* **CONSIGNA**
Actualiza el fragmento sobre la crisis de la UAS: transcribe el tramo que empieza en las palabras «Impacto en la» y termina tras «actividades se suspenden.», cambiando «semestre» por «ciclo escolar».

La Universidad Autónoma de Sinaloa (UAS) ha lanzado una alerta sobre el riesgo inminente de suspender sus actividades académicas y administrativas debido a la profunda crisis financiera que atraviesa. La institución enfrenta adeudos millonarios con proveedores, contratistas y trabajadores, lo que ha generado incertidumbre sobre su operación continua.
Detalles de la crisis
Según declaraciones de autoridades universitarias, la UAS arrastra un déficit presupuestal significativo que se ha agravado en los últimos meses. Los recursos asignados por el gobierno estatal y federal no han sido suficientes para cubrir los gastos operativos, salarios y prestaciones del personal. Además, se reportan retrasos en el pago a proveedores y servicios básicos como energía eléctrica y agua.
Impacto en la comunidad universitaria
La posible suspensión de actividades afectaría a más de 100 mil estudiantes, así como a miles de docentes y trabajadores administrativos. La incertidumbre ha generado protestas y movilizaciones por parte de sindicatos y grupos estudiantiles que exigen una solución inmediata a la crisis.
- Estudiantes temen perder el semestre si las actividades se suspenden.
- Docentes denuncian retrasos en el pago de salarios desde hace varios meses.
- Proveedores han amenazado con suspender servicios por falta de pago.

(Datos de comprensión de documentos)
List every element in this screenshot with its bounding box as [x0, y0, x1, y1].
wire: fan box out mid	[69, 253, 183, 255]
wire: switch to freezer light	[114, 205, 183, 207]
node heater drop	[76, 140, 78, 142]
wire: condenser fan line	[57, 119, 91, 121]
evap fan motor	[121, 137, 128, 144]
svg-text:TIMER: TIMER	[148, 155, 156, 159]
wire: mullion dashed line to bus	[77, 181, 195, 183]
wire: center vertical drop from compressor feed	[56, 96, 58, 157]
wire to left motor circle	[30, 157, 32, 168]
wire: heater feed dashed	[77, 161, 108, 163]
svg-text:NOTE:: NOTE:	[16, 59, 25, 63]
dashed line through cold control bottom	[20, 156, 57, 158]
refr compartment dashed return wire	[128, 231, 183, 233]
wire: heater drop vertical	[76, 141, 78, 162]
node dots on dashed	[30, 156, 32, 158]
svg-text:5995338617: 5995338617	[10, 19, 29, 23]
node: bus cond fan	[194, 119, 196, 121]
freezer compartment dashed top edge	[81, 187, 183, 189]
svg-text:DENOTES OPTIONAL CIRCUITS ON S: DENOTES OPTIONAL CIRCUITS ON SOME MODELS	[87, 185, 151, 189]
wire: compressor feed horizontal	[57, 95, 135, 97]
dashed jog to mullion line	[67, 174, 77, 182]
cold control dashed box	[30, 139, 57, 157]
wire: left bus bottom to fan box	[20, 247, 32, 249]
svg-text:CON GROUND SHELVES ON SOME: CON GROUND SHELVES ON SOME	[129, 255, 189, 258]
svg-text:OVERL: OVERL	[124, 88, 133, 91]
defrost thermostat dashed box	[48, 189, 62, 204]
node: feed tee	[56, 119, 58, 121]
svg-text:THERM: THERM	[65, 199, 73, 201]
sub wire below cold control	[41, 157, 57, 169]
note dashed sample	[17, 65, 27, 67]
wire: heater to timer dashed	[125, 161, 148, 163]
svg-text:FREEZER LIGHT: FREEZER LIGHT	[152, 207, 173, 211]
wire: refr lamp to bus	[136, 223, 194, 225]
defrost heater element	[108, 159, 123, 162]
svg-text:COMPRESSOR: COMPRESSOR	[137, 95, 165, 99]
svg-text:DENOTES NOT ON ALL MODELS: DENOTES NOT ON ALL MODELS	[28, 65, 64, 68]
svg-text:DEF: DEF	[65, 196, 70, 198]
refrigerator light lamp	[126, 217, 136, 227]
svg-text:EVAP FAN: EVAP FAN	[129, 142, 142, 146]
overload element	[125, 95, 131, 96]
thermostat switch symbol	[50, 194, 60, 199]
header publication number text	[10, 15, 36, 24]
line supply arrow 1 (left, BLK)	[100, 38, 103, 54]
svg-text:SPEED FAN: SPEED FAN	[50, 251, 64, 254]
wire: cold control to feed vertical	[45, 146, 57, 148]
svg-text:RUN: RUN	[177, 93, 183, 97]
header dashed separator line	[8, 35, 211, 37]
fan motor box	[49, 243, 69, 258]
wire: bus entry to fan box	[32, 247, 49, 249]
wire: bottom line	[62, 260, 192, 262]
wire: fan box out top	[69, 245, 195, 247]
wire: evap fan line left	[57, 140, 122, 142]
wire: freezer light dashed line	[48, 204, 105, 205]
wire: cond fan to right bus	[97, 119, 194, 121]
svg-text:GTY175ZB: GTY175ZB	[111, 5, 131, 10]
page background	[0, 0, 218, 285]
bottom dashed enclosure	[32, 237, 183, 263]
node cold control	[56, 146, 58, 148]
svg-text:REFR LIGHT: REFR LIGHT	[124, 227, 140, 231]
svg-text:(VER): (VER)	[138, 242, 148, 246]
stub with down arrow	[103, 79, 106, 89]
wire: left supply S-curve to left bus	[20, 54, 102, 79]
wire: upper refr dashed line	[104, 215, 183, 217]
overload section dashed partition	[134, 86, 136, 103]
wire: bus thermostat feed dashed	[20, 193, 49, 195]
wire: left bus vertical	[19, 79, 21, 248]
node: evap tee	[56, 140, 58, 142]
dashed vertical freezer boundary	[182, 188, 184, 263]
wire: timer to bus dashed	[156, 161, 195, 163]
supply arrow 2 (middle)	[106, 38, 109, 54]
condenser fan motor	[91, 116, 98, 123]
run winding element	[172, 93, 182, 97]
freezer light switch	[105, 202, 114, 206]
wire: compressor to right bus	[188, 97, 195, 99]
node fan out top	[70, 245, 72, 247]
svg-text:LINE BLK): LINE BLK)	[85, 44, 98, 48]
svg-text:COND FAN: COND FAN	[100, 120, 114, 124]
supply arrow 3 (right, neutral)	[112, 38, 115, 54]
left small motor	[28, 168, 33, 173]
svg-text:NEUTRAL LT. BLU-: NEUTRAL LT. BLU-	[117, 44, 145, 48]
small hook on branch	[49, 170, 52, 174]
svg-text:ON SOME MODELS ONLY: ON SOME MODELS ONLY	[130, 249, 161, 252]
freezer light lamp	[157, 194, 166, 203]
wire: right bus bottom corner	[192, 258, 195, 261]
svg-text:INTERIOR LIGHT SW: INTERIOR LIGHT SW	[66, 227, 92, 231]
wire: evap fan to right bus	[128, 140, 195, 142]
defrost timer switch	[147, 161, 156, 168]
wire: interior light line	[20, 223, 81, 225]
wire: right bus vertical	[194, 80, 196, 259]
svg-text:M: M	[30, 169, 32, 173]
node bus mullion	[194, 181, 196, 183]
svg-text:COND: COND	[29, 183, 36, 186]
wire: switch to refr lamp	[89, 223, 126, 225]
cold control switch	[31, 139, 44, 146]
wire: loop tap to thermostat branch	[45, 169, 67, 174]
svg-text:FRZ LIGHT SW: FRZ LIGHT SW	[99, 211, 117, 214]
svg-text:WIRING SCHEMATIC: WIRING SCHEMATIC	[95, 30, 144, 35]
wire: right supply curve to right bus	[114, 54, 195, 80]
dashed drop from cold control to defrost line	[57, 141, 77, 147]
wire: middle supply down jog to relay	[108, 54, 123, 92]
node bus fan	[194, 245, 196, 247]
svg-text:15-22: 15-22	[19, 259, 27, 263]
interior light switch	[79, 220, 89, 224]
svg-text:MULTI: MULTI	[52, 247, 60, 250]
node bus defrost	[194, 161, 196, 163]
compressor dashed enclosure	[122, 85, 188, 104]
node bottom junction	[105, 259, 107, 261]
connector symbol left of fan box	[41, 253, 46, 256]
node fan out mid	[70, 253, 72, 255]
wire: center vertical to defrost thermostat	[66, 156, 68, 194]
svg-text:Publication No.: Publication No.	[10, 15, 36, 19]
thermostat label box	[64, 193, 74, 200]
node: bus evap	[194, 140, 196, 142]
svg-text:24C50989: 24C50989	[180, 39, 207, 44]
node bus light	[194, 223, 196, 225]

* **RESPUESTA**
Impacto en la comunidad universitaria
La posible suspensión de actividades afectaría a más de 100 mil estudiantes, así como a miles de docentes y trabajadores administrativos. La incertidumbre ha generado protestas y movilizaciones por parte de sindicatos y grupos estudiantiles que exigen una solución inmediata a la crisis.
- Estudiantes temen perder el ciclo escolar si las actividades se suspenden.